Items from a figure collection:
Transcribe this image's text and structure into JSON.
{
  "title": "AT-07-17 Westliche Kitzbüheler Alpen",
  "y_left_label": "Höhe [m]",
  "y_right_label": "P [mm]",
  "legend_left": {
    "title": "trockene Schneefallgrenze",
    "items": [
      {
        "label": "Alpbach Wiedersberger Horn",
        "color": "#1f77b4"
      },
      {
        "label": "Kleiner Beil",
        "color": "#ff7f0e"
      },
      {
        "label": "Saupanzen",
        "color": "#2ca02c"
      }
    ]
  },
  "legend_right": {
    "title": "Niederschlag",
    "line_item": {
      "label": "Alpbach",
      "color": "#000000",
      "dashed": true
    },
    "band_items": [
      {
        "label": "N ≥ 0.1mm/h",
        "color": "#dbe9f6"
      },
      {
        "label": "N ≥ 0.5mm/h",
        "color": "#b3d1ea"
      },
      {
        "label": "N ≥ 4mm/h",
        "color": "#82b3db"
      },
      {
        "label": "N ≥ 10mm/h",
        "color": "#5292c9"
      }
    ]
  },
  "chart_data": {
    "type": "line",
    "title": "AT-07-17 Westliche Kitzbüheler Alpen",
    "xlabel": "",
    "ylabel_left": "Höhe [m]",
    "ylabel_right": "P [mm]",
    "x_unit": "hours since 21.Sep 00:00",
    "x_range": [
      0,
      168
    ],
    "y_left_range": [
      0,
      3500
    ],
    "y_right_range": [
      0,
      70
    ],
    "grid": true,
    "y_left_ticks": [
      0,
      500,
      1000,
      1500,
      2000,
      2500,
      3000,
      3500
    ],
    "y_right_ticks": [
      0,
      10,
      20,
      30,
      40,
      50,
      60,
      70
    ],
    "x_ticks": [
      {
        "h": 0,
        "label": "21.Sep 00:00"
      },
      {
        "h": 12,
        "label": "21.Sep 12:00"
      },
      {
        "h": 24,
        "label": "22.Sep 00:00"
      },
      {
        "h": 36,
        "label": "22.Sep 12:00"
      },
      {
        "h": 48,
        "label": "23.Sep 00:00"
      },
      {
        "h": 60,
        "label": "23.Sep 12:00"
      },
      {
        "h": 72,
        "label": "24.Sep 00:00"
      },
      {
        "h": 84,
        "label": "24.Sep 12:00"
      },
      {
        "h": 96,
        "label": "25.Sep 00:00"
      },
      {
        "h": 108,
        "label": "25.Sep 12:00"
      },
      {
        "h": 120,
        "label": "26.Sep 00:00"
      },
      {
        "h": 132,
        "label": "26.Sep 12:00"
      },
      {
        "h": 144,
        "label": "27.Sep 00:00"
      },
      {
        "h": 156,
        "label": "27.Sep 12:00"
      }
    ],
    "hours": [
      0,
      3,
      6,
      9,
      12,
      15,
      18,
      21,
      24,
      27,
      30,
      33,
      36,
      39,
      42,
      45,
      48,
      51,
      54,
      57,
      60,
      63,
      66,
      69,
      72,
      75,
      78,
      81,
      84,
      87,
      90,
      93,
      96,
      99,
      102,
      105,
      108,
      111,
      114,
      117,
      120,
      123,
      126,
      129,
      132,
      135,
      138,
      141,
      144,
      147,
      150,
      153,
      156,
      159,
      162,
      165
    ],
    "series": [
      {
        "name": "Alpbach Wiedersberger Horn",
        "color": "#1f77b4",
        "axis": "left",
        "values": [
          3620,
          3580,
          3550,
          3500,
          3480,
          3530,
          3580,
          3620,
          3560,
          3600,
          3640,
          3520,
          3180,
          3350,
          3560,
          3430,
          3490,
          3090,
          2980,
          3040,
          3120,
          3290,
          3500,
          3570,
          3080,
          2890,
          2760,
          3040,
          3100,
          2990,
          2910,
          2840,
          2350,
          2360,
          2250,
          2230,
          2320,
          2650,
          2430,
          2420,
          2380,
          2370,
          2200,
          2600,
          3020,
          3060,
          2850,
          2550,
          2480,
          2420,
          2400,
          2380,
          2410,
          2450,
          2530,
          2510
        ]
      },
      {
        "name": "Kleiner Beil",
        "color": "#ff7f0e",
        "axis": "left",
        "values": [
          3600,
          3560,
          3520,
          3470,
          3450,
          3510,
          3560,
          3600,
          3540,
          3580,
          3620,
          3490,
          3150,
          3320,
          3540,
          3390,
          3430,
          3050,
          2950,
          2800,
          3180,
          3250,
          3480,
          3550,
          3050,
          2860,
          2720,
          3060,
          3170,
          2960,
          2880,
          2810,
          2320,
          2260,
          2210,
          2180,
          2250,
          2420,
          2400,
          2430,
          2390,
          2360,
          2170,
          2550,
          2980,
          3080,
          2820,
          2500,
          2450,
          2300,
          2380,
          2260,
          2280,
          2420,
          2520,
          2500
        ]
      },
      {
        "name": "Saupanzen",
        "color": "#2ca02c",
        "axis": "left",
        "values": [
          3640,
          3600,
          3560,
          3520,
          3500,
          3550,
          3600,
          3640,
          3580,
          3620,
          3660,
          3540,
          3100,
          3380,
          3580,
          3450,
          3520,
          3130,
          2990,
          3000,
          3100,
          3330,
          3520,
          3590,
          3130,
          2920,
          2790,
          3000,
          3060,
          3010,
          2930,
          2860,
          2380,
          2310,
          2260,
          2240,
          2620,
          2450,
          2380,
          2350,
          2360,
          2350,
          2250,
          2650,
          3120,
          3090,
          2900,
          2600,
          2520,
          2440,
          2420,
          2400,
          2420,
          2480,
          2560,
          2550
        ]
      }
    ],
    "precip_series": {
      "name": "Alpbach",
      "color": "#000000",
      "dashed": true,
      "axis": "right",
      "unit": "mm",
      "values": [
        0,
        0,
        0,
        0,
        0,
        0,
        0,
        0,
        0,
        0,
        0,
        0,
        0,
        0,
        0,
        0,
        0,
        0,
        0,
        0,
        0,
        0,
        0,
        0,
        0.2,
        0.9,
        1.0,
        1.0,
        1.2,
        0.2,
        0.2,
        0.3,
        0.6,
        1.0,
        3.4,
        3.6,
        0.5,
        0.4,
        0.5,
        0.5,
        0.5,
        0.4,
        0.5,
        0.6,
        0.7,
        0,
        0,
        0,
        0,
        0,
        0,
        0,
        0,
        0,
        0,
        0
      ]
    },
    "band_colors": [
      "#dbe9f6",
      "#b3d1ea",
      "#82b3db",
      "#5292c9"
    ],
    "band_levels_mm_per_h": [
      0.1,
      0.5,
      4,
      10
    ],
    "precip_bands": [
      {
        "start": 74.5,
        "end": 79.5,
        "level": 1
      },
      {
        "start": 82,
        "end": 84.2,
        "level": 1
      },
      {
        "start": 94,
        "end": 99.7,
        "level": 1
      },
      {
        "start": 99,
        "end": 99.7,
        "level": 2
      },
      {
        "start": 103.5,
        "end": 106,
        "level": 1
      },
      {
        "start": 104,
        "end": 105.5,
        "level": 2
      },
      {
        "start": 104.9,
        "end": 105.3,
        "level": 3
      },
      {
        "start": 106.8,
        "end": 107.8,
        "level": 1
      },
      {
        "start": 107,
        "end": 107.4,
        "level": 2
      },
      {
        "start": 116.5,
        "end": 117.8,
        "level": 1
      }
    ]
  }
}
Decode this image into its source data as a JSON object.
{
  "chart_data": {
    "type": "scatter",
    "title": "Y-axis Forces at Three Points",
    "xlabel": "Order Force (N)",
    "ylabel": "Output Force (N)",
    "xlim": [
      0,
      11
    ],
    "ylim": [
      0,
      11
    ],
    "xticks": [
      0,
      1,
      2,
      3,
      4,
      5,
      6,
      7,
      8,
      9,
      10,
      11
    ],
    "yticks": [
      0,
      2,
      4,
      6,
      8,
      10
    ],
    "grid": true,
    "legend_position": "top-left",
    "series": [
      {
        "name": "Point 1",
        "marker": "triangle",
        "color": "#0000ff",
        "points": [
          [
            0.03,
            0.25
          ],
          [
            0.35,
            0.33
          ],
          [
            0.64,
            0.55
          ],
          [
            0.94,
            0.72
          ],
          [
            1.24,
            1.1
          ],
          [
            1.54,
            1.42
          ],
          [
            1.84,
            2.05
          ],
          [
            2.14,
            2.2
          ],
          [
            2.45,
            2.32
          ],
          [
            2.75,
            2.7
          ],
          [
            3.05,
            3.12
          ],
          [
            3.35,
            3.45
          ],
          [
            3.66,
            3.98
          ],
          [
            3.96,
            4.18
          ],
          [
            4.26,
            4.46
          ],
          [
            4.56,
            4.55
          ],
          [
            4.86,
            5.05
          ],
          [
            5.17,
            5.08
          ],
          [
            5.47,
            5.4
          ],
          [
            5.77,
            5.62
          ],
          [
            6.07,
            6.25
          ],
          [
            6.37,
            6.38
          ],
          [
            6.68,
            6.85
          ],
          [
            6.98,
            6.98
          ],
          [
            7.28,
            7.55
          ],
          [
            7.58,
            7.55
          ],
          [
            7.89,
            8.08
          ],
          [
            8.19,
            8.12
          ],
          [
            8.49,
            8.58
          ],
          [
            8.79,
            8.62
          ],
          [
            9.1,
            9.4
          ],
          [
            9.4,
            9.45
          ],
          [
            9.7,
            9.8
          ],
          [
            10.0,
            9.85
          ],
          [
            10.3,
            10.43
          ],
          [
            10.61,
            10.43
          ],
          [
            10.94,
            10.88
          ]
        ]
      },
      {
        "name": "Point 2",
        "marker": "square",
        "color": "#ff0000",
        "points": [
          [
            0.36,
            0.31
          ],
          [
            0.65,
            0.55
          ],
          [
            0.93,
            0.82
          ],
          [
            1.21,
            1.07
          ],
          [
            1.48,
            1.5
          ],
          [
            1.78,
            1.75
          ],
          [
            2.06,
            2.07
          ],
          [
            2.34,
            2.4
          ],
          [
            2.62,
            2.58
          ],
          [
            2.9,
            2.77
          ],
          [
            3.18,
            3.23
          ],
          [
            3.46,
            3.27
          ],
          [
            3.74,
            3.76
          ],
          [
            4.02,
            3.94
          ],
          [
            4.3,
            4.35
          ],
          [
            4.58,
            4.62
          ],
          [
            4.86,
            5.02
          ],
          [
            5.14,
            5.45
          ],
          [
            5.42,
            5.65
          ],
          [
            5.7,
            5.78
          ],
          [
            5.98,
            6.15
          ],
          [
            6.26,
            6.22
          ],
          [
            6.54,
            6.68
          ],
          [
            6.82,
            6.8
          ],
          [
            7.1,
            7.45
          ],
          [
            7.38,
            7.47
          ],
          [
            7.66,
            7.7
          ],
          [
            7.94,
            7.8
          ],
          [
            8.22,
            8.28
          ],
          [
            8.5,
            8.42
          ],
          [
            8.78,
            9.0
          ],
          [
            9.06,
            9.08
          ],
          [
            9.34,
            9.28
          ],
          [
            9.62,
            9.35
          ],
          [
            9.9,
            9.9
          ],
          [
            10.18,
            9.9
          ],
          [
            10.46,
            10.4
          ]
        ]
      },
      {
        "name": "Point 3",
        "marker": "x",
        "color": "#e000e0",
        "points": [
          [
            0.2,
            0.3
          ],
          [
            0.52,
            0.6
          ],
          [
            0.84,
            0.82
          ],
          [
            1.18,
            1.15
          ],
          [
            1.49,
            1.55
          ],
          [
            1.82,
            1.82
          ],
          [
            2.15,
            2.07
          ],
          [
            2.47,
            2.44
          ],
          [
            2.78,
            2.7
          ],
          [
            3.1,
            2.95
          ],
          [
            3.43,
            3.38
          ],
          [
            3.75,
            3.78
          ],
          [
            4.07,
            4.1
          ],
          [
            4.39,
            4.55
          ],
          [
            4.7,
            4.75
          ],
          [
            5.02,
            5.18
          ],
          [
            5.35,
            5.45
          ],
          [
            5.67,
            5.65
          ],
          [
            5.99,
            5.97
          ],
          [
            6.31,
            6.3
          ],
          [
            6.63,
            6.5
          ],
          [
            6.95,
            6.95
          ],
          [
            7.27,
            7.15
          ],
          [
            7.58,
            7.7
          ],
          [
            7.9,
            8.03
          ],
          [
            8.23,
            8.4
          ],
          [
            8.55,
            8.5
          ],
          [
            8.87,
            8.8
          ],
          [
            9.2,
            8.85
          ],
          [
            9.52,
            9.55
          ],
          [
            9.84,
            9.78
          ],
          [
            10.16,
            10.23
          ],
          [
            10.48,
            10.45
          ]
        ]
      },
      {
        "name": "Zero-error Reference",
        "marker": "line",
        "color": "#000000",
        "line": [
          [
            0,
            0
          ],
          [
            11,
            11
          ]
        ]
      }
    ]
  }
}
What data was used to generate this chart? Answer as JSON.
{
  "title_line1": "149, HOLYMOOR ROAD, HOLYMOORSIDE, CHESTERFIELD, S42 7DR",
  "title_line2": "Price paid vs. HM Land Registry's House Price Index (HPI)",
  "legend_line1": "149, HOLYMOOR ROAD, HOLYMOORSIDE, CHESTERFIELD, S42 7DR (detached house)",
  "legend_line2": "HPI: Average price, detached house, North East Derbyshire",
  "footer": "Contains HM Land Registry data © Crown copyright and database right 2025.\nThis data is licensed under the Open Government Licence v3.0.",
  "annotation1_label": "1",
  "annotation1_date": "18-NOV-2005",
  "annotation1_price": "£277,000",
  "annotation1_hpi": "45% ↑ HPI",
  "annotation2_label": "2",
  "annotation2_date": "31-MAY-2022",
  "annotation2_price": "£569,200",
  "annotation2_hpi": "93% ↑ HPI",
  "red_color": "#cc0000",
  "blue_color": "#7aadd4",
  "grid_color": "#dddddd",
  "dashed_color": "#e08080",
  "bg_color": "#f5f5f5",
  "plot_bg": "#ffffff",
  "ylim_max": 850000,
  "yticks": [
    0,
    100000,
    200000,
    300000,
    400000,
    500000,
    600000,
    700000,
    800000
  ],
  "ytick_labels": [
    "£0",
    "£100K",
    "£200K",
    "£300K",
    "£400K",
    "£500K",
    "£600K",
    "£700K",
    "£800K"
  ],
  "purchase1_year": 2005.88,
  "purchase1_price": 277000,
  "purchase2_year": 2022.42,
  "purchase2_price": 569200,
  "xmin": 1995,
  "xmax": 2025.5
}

> _Exercise description_:
Find the string "Wiedersberger" in the records, then copy each line where it occurs.

> _Solution below_:
        "label": "Alpbach Wiedersberger Horn",
        "name": "Alpbach Wiedersberger Horn",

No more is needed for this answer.